Work to be completed:
Copy out each line of the material below that holds the string "session".

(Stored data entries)
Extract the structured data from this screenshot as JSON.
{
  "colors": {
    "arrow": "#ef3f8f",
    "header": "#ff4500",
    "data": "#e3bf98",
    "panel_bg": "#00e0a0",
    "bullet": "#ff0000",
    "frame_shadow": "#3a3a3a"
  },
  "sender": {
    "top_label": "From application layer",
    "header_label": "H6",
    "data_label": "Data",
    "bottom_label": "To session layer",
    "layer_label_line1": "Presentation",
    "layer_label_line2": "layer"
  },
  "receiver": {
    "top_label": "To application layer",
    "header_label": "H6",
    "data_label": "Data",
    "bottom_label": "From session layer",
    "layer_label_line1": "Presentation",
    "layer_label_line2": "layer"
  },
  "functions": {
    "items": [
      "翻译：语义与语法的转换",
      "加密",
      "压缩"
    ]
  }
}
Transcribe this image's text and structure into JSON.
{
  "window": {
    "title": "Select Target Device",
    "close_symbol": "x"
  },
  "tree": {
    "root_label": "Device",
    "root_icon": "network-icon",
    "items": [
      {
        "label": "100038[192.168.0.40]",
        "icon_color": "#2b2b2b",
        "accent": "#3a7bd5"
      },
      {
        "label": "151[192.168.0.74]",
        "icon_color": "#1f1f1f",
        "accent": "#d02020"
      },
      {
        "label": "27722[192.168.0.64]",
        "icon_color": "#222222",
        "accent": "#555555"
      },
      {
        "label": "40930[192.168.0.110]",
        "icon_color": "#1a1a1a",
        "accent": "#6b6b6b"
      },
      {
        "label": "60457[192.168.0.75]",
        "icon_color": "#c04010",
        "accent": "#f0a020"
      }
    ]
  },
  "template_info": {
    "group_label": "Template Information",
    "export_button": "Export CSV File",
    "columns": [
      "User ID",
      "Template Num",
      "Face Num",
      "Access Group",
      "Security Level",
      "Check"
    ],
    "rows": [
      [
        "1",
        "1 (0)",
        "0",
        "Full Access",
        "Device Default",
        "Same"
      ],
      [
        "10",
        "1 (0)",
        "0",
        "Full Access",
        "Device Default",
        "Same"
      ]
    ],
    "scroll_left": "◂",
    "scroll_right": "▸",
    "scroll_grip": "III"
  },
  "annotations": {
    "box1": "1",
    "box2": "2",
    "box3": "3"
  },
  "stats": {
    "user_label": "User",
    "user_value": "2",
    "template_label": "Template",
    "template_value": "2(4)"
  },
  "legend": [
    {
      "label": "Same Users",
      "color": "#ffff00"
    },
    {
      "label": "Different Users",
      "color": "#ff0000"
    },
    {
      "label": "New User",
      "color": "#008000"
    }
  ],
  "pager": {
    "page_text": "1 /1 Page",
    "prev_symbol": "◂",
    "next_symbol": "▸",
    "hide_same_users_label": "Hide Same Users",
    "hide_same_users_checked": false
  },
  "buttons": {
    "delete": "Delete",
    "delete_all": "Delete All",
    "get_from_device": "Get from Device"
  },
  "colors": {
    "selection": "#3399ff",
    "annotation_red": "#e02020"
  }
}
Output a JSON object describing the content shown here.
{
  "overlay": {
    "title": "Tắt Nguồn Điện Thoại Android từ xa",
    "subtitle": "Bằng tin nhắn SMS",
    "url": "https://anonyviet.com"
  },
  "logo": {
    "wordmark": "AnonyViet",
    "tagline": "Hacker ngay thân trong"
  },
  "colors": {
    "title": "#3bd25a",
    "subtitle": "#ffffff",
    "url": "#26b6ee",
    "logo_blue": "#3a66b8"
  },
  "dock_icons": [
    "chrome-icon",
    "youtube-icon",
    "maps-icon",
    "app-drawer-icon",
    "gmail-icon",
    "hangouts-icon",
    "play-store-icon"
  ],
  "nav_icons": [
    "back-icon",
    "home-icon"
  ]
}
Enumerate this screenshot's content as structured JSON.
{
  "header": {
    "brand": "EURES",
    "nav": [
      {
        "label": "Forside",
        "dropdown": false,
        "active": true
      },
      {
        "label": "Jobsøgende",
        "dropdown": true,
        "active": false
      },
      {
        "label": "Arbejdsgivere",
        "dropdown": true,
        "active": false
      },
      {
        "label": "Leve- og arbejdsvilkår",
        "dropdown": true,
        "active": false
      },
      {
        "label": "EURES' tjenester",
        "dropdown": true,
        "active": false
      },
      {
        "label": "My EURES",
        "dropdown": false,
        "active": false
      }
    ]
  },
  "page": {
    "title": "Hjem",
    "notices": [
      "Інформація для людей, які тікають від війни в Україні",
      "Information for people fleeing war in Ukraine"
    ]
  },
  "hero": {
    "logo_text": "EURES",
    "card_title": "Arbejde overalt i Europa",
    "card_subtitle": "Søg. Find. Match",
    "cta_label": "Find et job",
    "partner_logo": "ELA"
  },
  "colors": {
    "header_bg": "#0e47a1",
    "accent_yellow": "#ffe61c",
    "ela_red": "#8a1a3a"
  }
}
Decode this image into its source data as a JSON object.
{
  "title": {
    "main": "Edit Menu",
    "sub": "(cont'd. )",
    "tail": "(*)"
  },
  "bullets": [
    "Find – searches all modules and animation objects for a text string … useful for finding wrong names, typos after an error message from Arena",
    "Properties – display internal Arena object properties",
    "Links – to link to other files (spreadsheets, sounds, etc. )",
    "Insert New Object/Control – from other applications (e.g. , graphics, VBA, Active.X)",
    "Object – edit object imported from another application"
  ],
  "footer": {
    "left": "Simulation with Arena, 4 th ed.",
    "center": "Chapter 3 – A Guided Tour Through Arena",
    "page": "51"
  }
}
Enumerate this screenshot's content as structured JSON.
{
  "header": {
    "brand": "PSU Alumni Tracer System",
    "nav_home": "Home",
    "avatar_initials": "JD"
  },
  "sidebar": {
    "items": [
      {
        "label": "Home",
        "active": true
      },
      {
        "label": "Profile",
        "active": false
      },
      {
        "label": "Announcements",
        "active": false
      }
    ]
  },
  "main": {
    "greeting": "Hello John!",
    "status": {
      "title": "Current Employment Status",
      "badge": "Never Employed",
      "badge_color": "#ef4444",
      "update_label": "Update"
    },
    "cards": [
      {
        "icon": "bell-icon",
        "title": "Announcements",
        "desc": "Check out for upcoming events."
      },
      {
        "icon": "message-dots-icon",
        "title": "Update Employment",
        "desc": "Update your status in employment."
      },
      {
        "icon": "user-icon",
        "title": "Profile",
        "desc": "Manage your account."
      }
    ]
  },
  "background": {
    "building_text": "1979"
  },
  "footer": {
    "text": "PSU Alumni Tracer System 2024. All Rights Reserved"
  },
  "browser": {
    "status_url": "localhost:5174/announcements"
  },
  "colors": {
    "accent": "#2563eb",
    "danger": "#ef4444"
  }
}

Correct answer:
    "bottom_label": "To session layer",
    "bottom_label": "From session layer",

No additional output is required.